Goal —
Set down each line of the material that follows, exactly, with no pictures.

Entries —
- - -
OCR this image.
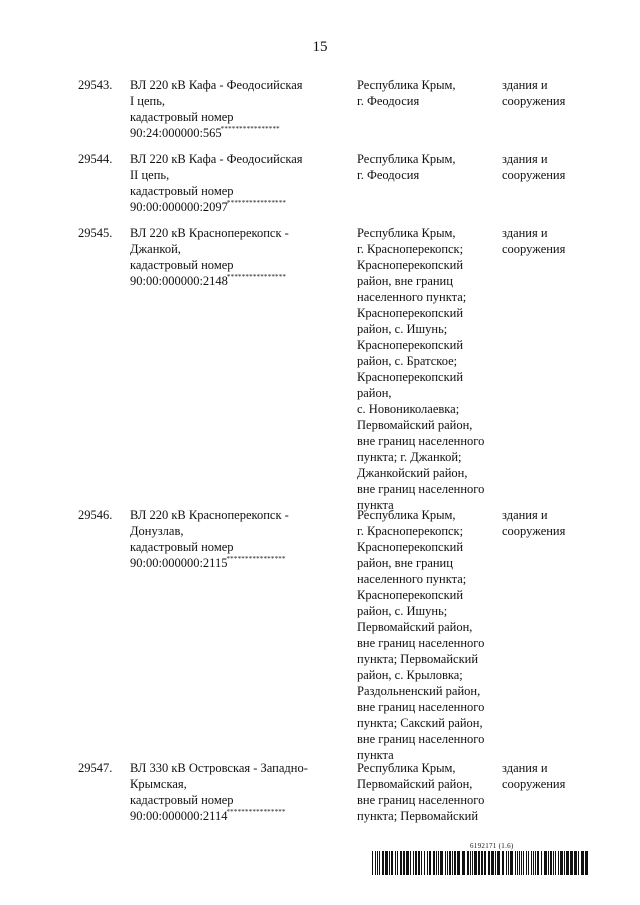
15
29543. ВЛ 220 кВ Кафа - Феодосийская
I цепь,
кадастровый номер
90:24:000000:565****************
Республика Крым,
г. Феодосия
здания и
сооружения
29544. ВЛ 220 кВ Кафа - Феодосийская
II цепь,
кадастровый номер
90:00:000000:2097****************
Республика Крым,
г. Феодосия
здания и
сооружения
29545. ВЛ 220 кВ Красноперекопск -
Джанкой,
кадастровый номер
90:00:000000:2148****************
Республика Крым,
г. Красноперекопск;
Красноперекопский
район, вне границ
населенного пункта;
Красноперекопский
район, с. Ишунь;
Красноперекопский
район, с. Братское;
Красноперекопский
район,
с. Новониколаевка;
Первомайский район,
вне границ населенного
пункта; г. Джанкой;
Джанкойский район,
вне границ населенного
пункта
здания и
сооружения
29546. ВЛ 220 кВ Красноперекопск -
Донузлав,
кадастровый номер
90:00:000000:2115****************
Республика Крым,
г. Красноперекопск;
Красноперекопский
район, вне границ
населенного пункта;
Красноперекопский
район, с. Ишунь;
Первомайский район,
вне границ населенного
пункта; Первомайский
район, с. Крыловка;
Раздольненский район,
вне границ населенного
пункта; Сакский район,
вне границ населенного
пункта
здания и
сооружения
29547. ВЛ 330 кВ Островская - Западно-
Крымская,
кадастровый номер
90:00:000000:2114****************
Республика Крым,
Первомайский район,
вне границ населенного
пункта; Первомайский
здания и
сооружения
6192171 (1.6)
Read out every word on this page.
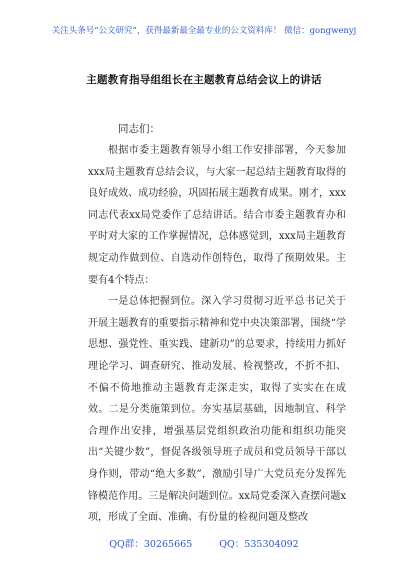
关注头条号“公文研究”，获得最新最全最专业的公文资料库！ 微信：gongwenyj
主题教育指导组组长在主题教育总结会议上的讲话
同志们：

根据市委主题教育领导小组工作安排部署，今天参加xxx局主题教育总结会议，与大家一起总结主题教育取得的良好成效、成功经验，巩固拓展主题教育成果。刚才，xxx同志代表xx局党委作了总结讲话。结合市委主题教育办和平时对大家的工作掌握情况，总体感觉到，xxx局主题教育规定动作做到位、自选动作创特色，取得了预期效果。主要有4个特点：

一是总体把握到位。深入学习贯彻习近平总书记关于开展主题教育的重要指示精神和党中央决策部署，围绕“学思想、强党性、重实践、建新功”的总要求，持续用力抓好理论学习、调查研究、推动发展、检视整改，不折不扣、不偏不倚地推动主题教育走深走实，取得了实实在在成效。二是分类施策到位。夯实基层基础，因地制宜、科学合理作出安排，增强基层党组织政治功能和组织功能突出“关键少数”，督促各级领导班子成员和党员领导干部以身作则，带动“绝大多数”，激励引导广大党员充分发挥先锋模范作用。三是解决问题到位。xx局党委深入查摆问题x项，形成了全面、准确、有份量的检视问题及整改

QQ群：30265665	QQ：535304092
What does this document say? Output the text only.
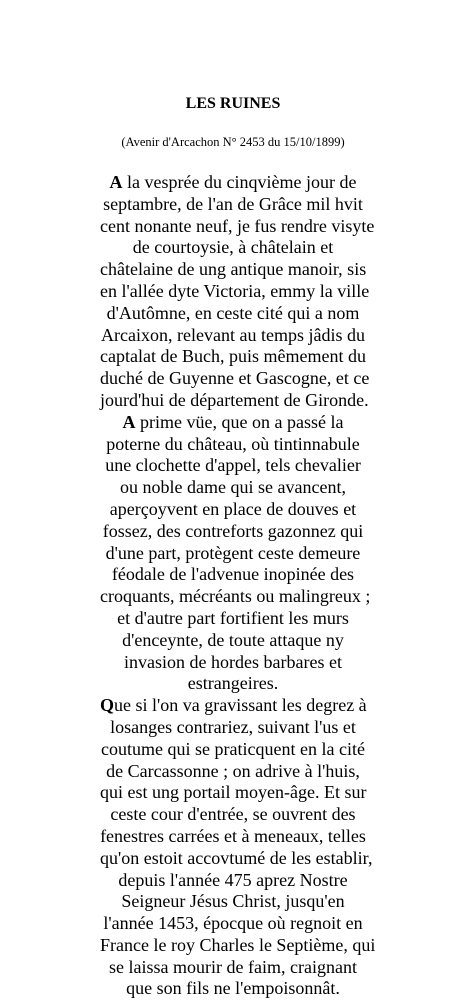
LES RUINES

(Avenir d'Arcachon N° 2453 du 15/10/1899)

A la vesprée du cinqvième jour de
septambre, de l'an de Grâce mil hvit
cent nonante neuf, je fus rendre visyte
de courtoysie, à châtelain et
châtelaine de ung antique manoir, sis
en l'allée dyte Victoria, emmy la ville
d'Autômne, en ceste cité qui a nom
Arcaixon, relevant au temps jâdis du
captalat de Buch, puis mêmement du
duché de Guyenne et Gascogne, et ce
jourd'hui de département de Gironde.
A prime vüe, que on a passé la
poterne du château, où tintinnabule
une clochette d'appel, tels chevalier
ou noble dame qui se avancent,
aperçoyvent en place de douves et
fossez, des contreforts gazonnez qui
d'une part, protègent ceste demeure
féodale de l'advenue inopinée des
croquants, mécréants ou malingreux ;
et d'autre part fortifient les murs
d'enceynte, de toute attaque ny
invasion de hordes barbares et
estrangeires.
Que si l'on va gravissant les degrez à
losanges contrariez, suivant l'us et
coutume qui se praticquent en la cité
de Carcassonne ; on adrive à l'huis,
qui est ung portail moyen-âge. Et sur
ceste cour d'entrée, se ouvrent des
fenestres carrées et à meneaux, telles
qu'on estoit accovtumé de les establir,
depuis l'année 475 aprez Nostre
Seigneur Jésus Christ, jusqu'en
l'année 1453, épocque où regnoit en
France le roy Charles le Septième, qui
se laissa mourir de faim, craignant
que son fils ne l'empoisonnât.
- - -
Final result —
OCR this image.
15
29543. ВЛ 220 кВ Кафа - Феодосийская
I цепь,
кадастровый номер
90:24:000000:565****************
Республика Крым,
г. Феодосия
здания и
сооружения
29544. ВЛ 220 кВ Кафа - Феодосийская
II цепь,
кадастровый номер
90:00:000000:2097****************
Республика Крым,
г. Феодосия
здания и
сооружения
29545. ВЛ 220 кВ Красноперекопск -
Джанкой,
кадастровый номер
90:00:000000:2148****************
Республика Крым,
г. Красноперекопск;
Красноперекопский
район, вне границ
населенного пункта;
Красноперекопский
район, с. Ишунь;
Красноперекопский
район, с. Братское;
Красноперекопский
район,
с. Новониколаевка;
Первомайский район,
вне границ населенного
пункта; г. Джанкой;
Джанкойский район,
вне границ населенного
пункта
здания и
сооружения
29546. ВЛ 220 кВ Красноперекопск -
Донузлав,
кадастровый номер
90:00:000000:2115****************
Республика Крым,
г. Красноперекопск;
Красноперекопский
район, вне границ
населенного пункта;
Красноперекопский
район, с. Ишунь;
Первомайский район,
вне границ населенного
пункта; Первомайский
район, с. Крыловка;
Раздольненский район,
вне границ населенного
пункта; Сакский район,
вне границ населенного
пункта
здания и
сооружения
29547. ВЛ 330 кВ Островская - Западно-
Крымская,
кадастровый номер
90:00:000000:2114****************
Республика Крым,
Первомайский район,
вне границ населенного
пункта; Первомайский
здания и
сооружения
6192171 (1.6)
Read out every word on this page.
关注头条号“公文研究”，获得最新最全最专业的公文资料库！ 微信：gongwenyj
主题教育指导组组长在主题教育总结会议上的讲话
同志们：

根据市委主题教育领导小组工作安排部署，今天参加xxx局主题教育总结会议，与大家一起总结主题教育取得的良好成效、成功经验，巩固拓展主题教育成果。刚才，xxx同志代表xx局党委作了总结讲话。结合市委主题教育办和平时对大家的工作掌握情况，总体感觉到，xxx局主题教育规定动作做到位、自选动作创特色，取得了预期效果。主要有4个特点：

一是总体把握到位。深入学习贯彻习近平总书记关于开展主题教育的重要指示精神和党中央决策部署，围绕“学思想、强党性、重实践、建新功”的总要求，持续用力抓好理论学习、调查研究、推动发展、检视整改，不折不扣、不偏不倚地推动主题教育走深走实，取得了实实在在成效。二是分类施策到位。夯实基层基础，因地制宜、科学合理作出安排，增强基层党组织政治功能和组织功能突出“关键少数”，督促各级领导班子成员和党员领导干部以身作则，带动“绝大多数”，激励引导广大党员充分发挥先锋模范作用。三是解决问题到位。xx局党委深入查摆问题x项，形成了全面、准确、有份量的检视问题及整改

QQ群：30265665	QQ：535304092
What does this document say? Output the text only.
LES RUINES

(Avenir d'Arcachon N° 2453 du 15/10/1899)

A la vesprée du cinqvième jour de
septambre, de l'an de Grâce mil hvit
cent nonante neuf, je fus rendre visyte
de courtoysie, à châtelain et
châtelaine de ung antique manoir, sis
en l'allée dyte Victoria, emmy la ville
d'Autômne, en ceste cité qui a nom
Arcaixon, relevant au temps jâdis du
captalat de Buch, puis mêmement du
duché de Guyenne et Gascogne, et ce
jourd'hui de département de Gironde.
A prime vüe, que on a passé la
poterne du château, où tintinnabule
une clochette d'appel, tels chevalier
ou noble dame qui se avancent,
aperçoyvent en place de douves et
fossez, des contreforts gazonnez qui
d'une part, protègent ceste demeure
féodale de l'advenue inopinée des
croquants, mécréants ou malingreux ;
et d'autre part fortifient les murs
d'enceynte, de toute attaque ny
invasion de hordes barbares et
estrangeires.
Que si l'on va gravissant les degrez à
losanges contrariez, suivant l'us et
coutume qui se praticquent en la cité
de Carcassonne ; on adrive à l'huis,
qui est ung portail moyen-âge. Et sur
ceste cour d'entrée, se ouvrent des
fenestres carrées et à meneaux, telles
qu'on estoit accovtumé de les establir,
depuis l'année 475 aprez Nostre
Seigneur Jésus Christ, jusqu'en
l'année 1453, épocque où regnoit en
France le roy Charles le Septième, qui
se laissa mourir de faim, craignant
que son fils ne l'empoisonnât.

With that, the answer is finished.